### Chart and figure data
- - -

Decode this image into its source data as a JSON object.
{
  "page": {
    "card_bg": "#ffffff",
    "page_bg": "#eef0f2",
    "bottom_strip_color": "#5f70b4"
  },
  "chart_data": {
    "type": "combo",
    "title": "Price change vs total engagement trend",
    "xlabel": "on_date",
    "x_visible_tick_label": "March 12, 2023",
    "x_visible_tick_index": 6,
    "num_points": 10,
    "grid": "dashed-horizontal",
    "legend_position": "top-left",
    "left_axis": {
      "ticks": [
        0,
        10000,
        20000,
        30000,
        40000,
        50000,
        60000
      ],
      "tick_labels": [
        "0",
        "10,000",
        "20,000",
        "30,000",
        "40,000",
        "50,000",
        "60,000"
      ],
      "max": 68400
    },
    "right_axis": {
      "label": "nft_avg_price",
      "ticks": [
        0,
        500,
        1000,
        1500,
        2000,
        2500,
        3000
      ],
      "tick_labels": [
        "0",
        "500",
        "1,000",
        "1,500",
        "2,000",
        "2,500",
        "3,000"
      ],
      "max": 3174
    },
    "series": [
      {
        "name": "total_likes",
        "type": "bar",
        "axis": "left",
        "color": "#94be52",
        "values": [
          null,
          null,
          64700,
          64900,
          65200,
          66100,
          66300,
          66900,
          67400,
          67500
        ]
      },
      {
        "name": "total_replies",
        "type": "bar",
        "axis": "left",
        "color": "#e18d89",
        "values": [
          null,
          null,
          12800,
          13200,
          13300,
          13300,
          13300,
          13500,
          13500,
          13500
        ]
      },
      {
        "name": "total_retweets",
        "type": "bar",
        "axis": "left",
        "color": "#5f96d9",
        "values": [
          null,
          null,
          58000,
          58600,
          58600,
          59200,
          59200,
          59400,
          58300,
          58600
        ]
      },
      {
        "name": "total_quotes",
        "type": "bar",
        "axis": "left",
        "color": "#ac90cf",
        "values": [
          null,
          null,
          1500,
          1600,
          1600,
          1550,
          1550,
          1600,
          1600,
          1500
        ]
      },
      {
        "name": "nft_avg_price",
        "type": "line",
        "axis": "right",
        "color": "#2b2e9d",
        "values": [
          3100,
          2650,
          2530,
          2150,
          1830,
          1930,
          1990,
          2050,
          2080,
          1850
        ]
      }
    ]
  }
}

- - -

### What is needed
Print every line of the records exactly. Omit nothing.

### Full response
Decode this image into its source data as a JSON object.
{
  "page": {
    "card_bg": "#ffffff",
    "page_bg": "#eef0f2",
    "bottom_strip_color": "#5f70b4"
  },
  "chart_data": {
    "type": "combo",
    "title": "Price change vs total engagement trend",
    "xlabel": "on_date",
    "x_visible_tick_label": "March 12, 2023",
    "x_visible_tick_index": 6,
    "num_points": 10,
    "grid": "dashed-horizontal",
    "legend_position": "top-left",
    "left_axis": {
      "ticks": [
        0,
        10000,
        20000,
        30000,
        40000,
        50000,
        60000
      ],
      "tick_labels": [
        "0",
        "10,000",
        "20,000",
        "30,000",
        "40,000",
        "50,000",
        "60,000"
      ],
      "max": 68400
    },
    "right_axis": {
      "label": "nft_avg_price",
      "ticks": [
        0,
        500,
        1000,
        1500,
        2000,
        2500,
        3000
      ],
      "tick_labels": [
        "0",
        "500",
        "1,000",
        "1,500",
        "2,000",
        "2,500",
        "3,000"
      ],
      "max": 3174
    },
    "series": [
      {
        "name": "total_likes",
        "type": "bar",
        "axis": "left",
        "color": "#94be52",
        "values": [
          null,
          null,
          64700,
          64900,
          65200,
          66100,
          66300,
          66900,
          67400,
          67500
        ]
      },
      {
        "name": "total_replies",
        "type": "bar",
        "axis": "left",
        "color": "#e18d89",
        "values": [
          null,
          null,
          12800,
          13200,
          13300,
          13300,
          13300,
          13500,
          13500,
          13500
        ]
      },
      {
        "name": "total_retweets",
        "type": "bar",
        "axis": "left",
        "color": "#5f96d9",
        "values": [
          null,
          null,
          58000,
          58600,
          58600,
          59200,
          59200,
          59400,
          58300,
          58600
        ]
      },
      {
        "name": "total_quotes",
        "type": "bar",
        "axis": "left",
        "color": "#ac90cf",
        "values": [
          null,
          null,
          1500,
          1600,
          1600,
          1550,
          1550,
          1600,
          1600,
          1500
        ]
      },
      {
        "name": "nft_avg_price",
        "type": "line",
        "axis": "right",
        "color": "#2b2e9d",
        "values": [
          3100,
          2650,
          2530,
          2150,
          1830,
          1930,
          1990,
          2050,
          2080,
          1850
        ]
      }
    ]
  }
}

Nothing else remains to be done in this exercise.